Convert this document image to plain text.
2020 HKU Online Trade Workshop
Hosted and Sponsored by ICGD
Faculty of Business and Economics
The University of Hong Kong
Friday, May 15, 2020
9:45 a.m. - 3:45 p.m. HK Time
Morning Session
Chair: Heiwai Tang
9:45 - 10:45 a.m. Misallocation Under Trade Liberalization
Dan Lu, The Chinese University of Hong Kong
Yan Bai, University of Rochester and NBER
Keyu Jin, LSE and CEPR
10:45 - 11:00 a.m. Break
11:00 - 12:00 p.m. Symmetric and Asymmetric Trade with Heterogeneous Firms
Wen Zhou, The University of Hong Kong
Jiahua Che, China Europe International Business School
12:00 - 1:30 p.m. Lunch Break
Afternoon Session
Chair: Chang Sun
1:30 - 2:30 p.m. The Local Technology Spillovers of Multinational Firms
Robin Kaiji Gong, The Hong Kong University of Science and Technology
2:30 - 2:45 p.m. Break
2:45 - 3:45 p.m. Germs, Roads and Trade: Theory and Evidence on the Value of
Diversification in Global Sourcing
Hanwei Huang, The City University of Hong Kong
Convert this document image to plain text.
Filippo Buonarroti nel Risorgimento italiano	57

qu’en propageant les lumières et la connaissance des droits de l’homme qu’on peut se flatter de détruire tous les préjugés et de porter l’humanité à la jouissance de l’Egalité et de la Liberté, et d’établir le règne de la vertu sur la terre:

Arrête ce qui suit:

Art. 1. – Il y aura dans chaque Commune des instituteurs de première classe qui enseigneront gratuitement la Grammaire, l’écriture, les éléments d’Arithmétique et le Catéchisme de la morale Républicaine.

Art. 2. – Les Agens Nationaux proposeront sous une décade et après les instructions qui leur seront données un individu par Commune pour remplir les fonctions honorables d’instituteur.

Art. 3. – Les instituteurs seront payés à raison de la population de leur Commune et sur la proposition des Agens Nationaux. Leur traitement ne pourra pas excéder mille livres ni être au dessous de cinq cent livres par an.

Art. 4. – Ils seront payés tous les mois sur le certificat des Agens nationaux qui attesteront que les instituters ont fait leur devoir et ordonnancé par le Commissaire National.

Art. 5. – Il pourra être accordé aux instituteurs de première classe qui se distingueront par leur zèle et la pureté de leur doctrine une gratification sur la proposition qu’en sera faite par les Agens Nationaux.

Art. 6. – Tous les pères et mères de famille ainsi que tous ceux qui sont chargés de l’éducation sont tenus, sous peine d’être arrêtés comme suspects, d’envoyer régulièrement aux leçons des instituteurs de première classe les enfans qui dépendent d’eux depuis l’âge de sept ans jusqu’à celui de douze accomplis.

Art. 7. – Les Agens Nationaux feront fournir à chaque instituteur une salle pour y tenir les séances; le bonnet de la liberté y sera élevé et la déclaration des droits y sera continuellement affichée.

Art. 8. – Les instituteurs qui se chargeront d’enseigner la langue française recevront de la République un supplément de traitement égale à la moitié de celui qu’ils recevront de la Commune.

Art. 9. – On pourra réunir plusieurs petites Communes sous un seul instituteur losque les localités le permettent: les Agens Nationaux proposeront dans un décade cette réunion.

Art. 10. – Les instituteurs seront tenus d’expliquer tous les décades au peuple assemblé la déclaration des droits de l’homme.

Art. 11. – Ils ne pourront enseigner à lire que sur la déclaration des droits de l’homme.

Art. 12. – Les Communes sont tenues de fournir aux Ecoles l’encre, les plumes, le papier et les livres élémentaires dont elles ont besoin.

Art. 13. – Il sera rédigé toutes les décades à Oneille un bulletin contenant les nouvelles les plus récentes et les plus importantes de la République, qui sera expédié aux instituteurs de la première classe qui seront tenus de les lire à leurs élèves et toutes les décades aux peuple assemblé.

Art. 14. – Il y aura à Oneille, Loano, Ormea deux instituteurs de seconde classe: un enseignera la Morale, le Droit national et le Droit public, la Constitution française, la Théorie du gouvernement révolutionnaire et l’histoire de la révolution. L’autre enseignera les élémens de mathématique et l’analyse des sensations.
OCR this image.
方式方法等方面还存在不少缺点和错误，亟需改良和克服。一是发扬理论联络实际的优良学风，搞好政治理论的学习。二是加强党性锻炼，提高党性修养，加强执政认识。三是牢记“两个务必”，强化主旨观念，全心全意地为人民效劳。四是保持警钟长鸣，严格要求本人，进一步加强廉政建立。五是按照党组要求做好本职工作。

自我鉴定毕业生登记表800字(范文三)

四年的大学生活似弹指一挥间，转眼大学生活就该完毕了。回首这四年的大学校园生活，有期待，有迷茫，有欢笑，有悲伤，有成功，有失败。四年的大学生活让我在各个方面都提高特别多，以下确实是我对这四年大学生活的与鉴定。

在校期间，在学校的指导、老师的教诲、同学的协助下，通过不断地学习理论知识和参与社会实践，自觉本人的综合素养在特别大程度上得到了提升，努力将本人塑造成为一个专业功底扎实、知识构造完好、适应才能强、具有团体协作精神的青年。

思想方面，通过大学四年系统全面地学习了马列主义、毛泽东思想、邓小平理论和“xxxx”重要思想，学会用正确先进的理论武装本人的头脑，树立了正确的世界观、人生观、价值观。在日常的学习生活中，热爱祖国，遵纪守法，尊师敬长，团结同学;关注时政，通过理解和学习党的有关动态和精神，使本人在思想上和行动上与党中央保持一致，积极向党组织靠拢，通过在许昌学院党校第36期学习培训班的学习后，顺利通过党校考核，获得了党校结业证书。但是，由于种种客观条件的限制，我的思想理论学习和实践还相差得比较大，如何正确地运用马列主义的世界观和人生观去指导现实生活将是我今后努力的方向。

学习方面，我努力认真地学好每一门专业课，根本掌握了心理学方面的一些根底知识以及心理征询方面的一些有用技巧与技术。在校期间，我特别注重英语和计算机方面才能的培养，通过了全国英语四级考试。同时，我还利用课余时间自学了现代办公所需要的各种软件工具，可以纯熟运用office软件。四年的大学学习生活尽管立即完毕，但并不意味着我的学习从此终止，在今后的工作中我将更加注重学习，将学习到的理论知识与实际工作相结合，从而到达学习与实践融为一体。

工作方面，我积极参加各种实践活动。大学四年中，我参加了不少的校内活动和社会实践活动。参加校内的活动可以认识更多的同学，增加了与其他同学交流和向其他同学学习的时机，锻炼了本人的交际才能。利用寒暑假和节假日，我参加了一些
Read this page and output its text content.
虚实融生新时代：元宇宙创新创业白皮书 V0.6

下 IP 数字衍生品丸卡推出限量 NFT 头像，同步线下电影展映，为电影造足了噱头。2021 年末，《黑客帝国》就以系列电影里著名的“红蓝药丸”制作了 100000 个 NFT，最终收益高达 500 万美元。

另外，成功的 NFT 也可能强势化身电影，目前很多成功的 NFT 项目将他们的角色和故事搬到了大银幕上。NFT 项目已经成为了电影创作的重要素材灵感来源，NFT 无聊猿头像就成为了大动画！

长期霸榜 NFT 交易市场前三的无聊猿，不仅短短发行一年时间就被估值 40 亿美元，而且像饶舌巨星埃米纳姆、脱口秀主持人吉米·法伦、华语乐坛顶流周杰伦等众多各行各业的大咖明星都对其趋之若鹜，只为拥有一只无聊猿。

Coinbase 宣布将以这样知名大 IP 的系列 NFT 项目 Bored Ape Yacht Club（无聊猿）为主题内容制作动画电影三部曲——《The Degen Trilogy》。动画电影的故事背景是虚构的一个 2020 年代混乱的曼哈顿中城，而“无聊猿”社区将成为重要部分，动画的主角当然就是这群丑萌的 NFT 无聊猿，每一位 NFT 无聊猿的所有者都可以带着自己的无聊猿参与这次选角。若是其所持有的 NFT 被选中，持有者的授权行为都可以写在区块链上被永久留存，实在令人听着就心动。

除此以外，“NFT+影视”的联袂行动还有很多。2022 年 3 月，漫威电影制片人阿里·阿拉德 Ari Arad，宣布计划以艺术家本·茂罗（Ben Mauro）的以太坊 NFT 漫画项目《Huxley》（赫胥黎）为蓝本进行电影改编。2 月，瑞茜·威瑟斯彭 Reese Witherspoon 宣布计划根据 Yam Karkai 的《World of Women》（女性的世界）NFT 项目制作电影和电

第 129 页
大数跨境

• _What you have to do_
Go through the lines above. Select every one that has the string "tenus".

• _Task solution_
Art. 6. – Tous les pères et mères de famille ainsi que tous ceux qui sont chargés de l’éducation sont tenus, sous peine d’être arrêtés comme suspects, d’envoyer régulièrement aux leçons des instituteurs de première classe les enfans qui dépendent d’eux depuis l’âge de sept ans jusqu’à celui de douze accomplis.
Art. 10. – Les instituteurs seront tenus d’expliquer tous les décades au peuple assemblé la déclaration des droits de l’homme.
Art. 13. – Il sera rédigé toutes les décades à Oneille un bulletin contenant les nouvelles les plus récentes et les plus importantes de la République, qui sera expédié aux instituteurs de la première classe qui seront tenus de les lire à leurs élèves et toutes les décades aux peuple assemblé.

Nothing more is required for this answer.